**DIRECTIONS**: Extract, from the records beneath this instruction, each line that contains the word "didnt".

══ RAW DATA

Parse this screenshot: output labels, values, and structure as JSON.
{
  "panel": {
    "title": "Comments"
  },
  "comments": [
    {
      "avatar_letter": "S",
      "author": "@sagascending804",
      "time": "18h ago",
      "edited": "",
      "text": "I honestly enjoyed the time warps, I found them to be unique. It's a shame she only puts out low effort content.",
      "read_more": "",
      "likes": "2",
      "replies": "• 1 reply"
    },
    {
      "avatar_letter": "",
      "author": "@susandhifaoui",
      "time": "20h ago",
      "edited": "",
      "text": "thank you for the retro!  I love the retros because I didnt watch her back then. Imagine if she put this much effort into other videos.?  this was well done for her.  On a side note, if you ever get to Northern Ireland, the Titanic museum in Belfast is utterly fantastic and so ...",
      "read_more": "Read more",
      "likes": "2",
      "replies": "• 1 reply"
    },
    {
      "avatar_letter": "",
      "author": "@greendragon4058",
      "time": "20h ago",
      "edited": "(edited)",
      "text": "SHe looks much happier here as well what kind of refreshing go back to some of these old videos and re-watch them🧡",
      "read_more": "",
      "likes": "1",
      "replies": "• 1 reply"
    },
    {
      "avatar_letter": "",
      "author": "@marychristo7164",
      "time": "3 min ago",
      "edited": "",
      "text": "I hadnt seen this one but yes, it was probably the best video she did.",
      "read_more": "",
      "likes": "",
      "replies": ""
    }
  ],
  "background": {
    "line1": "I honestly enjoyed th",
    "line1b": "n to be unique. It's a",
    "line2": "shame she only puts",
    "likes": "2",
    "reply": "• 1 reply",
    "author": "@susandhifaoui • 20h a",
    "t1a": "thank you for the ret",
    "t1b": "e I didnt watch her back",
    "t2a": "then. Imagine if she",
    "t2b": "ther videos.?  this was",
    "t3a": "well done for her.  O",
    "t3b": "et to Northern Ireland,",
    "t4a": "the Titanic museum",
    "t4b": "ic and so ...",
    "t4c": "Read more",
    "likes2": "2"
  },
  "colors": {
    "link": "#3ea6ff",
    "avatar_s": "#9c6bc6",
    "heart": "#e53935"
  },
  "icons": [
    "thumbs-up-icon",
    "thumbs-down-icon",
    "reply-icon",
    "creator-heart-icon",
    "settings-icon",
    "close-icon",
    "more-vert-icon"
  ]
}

════

**RESULT BELOW**:
      "text": "thank you for the retro!  I love the retros because I didnt watch her back then. Imagine if she put this much effort into other videos.?  this was well done for her.  On a side note, if you ever get to Northern Ireland, the Titanic museum in Belfast is utterly fantastic and so ...",
    "t1b": "e I didnt watch her back",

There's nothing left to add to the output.